RECORDS SUPPLIED start
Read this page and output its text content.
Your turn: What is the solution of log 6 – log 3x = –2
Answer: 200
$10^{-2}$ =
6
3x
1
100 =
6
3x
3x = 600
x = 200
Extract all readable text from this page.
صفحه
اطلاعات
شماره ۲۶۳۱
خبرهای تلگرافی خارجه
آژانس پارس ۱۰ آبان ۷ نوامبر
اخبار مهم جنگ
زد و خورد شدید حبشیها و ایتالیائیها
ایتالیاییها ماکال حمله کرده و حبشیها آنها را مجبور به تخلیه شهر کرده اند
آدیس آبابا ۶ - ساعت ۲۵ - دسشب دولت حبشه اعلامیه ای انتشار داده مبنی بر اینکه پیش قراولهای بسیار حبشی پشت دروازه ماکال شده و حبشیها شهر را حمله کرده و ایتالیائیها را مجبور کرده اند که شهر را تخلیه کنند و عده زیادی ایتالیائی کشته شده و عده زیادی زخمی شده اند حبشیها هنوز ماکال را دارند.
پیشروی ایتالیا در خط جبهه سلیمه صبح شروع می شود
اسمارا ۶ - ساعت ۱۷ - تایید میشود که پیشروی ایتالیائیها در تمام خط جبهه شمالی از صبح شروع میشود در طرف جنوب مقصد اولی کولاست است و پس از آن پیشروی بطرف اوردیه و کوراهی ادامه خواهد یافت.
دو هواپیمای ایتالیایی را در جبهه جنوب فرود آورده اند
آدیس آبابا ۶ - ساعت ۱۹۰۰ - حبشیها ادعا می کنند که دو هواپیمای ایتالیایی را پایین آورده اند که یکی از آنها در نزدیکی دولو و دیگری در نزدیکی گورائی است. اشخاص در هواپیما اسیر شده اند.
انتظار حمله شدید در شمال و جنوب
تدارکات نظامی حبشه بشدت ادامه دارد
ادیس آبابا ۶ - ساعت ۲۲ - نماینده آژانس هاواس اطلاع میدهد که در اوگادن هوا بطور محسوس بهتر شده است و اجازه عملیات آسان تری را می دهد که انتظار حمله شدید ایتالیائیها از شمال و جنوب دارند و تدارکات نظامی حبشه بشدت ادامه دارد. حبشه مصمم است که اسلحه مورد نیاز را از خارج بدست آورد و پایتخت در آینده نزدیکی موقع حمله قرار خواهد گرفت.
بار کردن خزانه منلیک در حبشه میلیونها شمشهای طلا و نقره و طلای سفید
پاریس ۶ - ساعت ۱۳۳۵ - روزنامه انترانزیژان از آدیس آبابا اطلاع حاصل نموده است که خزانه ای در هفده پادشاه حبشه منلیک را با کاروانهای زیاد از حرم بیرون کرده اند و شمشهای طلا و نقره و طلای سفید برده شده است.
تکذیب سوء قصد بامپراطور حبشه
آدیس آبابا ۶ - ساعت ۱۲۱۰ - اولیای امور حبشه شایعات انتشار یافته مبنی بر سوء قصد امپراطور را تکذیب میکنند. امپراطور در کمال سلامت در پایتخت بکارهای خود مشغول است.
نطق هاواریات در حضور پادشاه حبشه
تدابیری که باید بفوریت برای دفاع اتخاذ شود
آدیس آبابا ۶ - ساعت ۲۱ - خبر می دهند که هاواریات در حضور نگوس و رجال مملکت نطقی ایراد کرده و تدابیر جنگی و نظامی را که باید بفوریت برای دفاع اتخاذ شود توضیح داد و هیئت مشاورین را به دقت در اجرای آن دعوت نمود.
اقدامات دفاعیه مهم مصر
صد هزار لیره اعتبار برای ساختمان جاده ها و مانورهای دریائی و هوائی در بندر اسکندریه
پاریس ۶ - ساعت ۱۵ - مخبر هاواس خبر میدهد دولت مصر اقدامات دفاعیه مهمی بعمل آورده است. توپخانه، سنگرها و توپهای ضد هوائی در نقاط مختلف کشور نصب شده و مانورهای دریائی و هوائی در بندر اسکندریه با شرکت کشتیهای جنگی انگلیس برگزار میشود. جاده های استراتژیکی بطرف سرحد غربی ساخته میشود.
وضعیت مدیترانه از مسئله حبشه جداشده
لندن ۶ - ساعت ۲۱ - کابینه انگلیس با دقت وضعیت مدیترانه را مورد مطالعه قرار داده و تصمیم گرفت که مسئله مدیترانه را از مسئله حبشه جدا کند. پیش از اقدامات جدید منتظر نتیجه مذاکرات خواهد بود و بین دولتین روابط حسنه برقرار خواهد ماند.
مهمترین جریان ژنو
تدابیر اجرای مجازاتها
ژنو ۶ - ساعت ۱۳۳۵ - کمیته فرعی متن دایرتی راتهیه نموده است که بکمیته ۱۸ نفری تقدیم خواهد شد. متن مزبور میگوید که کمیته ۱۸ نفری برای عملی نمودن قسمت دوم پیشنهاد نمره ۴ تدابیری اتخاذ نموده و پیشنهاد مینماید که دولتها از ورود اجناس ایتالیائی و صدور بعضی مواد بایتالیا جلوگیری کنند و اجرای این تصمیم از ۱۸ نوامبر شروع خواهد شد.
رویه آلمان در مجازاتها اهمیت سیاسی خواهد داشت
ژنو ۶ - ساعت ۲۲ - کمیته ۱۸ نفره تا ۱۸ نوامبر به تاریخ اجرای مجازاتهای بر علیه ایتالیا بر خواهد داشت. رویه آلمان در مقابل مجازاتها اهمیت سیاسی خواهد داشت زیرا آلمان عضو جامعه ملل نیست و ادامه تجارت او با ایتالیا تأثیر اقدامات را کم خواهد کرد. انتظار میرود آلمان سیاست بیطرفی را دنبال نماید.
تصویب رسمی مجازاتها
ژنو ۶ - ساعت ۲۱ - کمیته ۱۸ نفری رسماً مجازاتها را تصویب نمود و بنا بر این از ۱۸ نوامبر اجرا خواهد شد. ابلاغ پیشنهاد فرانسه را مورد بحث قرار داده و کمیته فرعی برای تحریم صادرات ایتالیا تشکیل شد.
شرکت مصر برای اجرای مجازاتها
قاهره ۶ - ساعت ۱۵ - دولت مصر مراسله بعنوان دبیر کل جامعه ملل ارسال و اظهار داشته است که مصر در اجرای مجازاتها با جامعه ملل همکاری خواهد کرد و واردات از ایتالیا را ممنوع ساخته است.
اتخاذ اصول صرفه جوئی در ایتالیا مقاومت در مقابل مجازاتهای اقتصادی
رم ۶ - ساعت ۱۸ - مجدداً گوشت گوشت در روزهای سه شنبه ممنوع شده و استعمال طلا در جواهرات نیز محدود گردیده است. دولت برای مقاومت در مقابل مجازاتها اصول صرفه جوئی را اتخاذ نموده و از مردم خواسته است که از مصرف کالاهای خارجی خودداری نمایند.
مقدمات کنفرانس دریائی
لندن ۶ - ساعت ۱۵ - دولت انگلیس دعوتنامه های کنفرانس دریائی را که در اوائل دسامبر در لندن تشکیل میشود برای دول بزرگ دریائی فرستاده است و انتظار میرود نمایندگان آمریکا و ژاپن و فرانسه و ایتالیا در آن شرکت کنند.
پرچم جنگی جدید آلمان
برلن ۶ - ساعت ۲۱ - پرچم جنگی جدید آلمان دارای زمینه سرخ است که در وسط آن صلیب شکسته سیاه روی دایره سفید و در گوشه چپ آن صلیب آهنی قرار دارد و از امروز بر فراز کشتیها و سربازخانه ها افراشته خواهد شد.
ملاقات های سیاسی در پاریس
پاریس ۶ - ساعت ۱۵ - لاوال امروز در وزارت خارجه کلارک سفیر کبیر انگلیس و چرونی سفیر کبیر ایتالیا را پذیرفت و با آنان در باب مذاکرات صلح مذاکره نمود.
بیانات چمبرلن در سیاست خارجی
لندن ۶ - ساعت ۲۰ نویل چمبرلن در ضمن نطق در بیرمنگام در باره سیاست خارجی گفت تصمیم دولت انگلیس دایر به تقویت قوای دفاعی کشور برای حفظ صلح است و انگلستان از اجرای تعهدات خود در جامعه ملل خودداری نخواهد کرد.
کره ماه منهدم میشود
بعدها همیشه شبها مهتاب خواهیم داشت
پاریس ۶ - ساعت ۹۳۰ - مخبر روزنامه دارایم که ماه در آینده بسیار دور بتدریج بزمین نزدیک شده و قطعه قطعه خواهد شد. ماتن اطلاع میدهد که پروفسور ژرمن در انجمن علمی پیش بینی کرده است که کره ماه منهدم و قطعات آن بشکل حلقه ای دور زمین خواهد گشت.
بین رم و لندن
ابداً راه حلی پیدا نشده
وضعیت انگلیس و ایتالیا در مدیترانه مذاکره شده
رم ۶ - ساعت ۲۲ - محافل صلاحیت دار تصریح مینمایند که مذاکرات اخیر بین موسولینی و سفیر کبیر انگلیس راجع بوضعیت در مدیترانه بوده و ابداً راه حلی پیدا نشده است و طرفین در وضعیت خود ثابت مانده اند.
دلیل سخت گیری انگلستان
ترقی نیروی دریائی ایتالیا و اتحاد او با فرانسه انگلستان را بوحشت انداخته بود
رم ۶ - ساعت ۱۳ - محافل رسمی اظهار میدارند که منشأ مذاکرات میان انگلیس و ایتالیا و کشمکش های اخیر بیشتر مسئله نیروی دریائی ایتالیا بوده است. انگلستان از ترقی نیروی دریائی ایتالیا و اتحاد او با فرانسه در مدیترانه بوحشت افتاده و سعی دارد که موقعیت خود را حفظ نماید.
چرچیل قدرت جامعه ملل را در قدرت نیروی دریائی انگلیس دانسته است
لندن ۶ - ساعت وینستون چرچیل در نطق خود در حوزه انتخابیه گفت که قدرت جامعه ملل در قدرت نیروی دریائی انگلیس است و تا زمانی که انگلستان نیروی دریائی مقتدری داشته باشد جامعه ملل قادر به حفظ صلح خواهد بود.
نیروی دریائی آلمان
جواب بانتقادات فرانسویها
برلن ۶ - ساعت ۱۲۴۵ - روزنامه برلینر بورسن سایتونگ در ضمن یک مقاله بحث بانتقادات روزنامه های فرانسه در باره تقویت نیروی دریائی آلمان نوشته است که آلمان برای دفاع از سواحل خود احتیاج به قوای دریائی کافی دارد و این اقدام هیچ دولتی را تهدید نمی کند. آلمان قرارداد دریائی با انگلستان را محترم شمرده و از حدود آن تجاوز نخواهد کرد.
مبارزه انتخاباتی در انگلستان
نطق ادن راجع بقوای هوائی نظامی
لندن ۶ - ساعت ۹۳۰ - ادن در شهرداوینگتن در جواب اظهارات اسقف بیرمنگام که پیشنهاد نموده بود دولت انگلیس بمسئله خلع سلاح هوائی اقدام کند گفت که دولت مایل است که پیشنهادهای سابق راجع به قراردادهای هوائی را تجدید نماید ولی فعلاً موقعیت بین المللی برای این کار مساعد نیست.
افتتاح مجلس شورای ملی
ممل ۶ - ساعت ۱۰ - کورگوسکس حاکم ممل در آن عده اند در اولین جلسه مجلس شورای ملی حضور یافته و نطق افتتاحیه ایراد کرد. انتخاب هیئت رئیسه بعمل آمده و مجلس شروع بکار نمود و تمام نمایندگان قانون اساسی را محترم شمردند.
RECORDS SUPPLIED end
▶ WHAT THIS TASK INVOLVES: In the listing, how many lines hold "میرود"? Answer with a bare number.

▶ RESULT: 2